** Start DATA EXCERPTS **
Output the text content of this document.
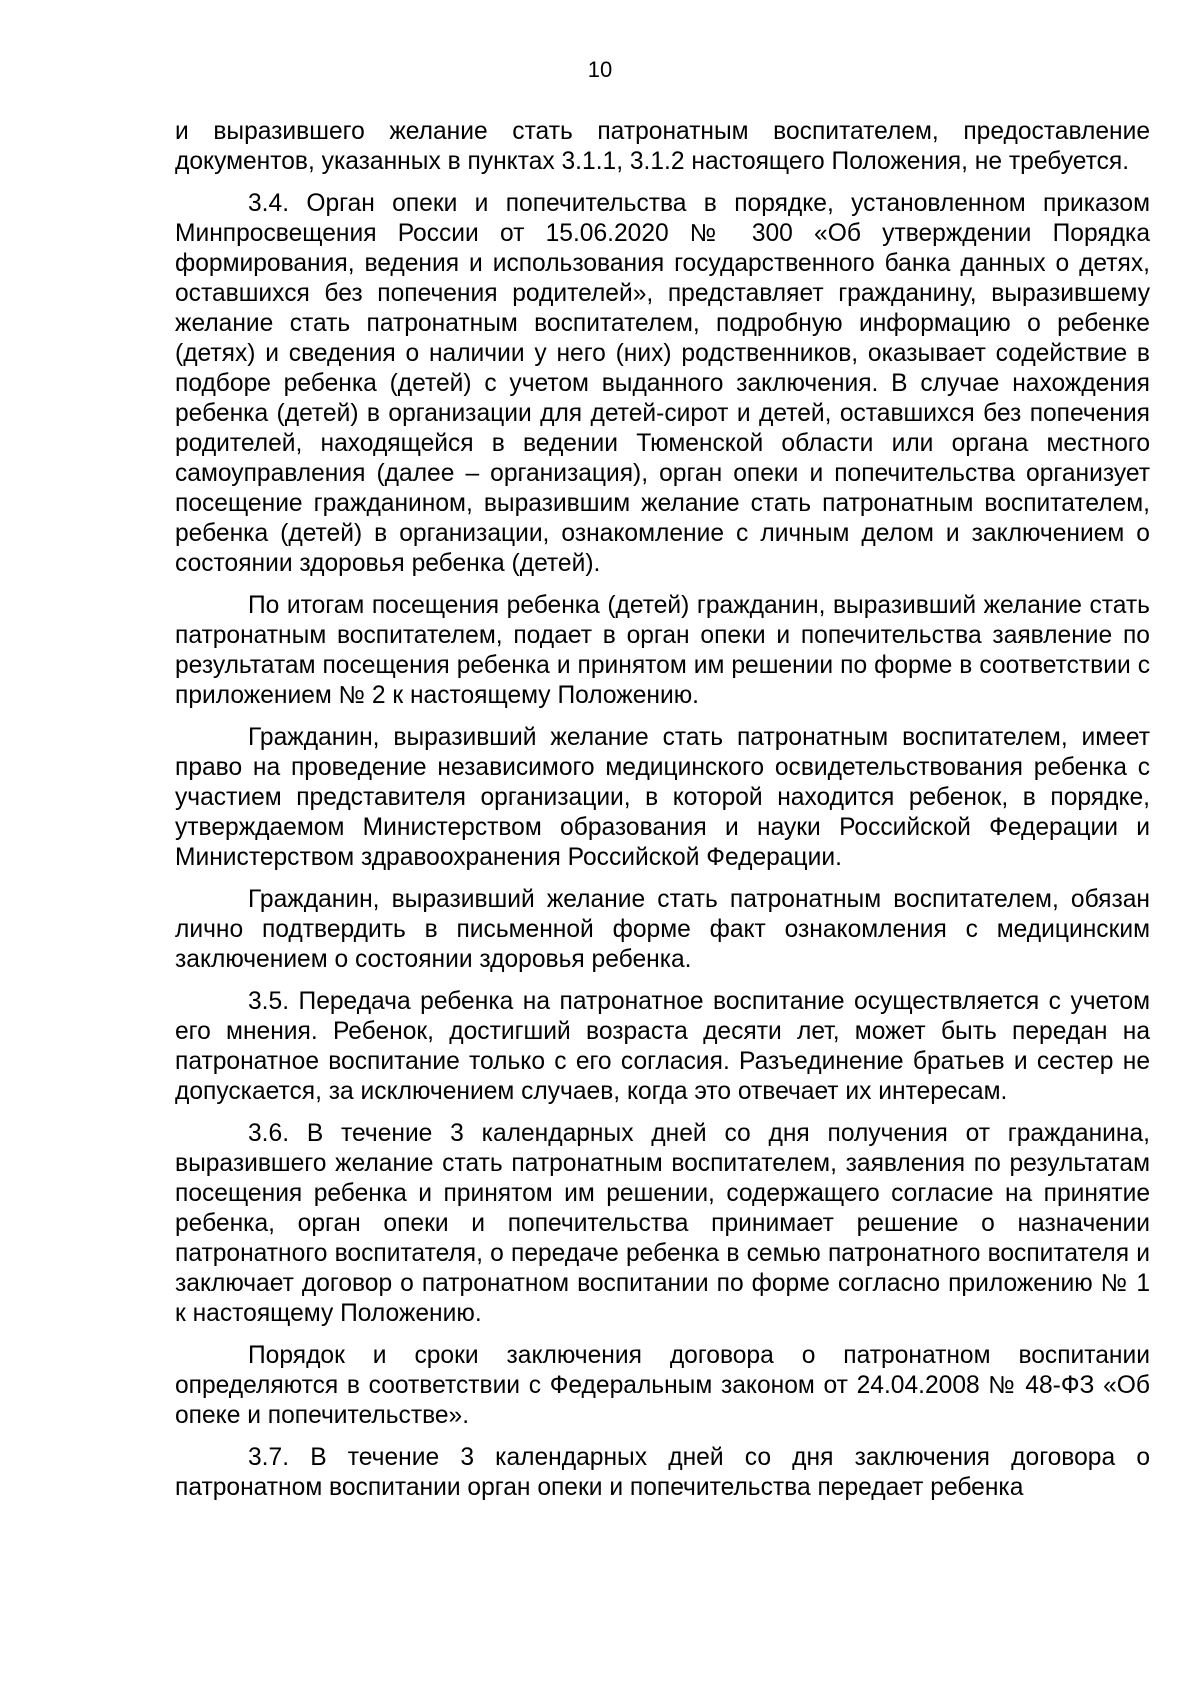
10

и выразившего желание стать патронатным воспитателем, предоставление документов, указанных в пунктах 3.1.1, 3.1.2 настоящего Положения, не требуется.

3.4. Орган опеки и попечительства в порядке, установленном приказом Минпросвещения России от 15.06.2020 № 300 «Об утверждении Порядка формирования, ведения и использования государственного банка данных о детях, оставшихся без попечения родителей», представляет гражданину, выразившему желание стать патронатным воспитателем, подробную информацию о ребенке (детях) и сведения о наличии у него (них) родственников, оказывает содействие в подборе ребенка (детей) с учетом выданного заключения. В случае нахождения ребенка (детей) в организации для детей-сирот и детей, оставшихся без попечения родителей, находящейся в ведении Тюменской области или органа местного самоуправления (далее – организация), орган опеки и попечительства организует посещение гражданином, выразившим желание стать патронатным воспитателем, ребенка (детей) в организации, ознакомление с личным делом и заключением о состоянии здоровья ребенка (детей).

По итогам посещения ребенка (детей) гражданин, выразивший желание стать патронатным воспитателем, подает в орган опеки и попечительства заявление по результатам посещения ребенка и принятом им решении по форме в соответствии с приложением № 2 к настоящему Положению.

Гражданин, выразивший желание стать патронатным воспитателем, имеет право на проведение независимого медицинского освидетельствования ребенка с участием представителя организации, в которой находится ребенок, в порядке, утверждаемом Министерством образования и науки Российской Федерации и Министерством здравоохранения Российской Федерации.

Гражданин, выразивший желание стать патронатным воспитателем, обязан лично подтвердить в письменной форме факт ознакомления с медицинским заключением о состоянии здоровья ребенка.

3.5. Передача ребенка на патронатное воспитание осуществляется с учетом его мнения. Ребенок, достигший возраста десяти лет, может быть передан на патронатное воспитание только с его согласия. Разъединение братьев и сестер не допускается, за исключением случаев, когда это отвечает их интересам.

3.6. В течение 3 календарных дней со дня получения от гражданина, выразившего желание стать патронатным воспитателем, заявления по результатам посещения ребенка и принятом им решении, содержащего согласие на принятие ребенка, орган опеки и попечительства принимает решение о назначении патронатного воспитателя, о передаче ребенка в семью патронатного воспитателя и заключает договор о патронатном воспитании по форме согласно приложению № 1 к настоящему Положению.

Порядок и сроки заключения договора о патронатном воспитании определяются в соответствии с Федеральным законом от 24.04.2008 № 48-ФЗ «Об опеке и попечительстве».

3.7. В течение 3 календарных дней со дня заключения договора о патронатном воспитании орган опеки и попечительства передает ребенка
** End DATA EXCERPTS **
AIM
Gather all lines with the string "соответствии" from the data.

EXERCISE ANSWER
По итогам посещения ребенка (детей) гражданин, выразивший желание стать патронатным воспитателем, подает в орган опеки и попечительства заявление по результатам посещения ребенка и принятом им решении по форме в соответствии с приложением № 2 к настоящему Положению.
Порядок и сроки заключения договора о патронатном воспитании определяются в соответствии с Федеральным законом от 24.04.2008 № 48-ФЗ «Об опеке и попечительстве».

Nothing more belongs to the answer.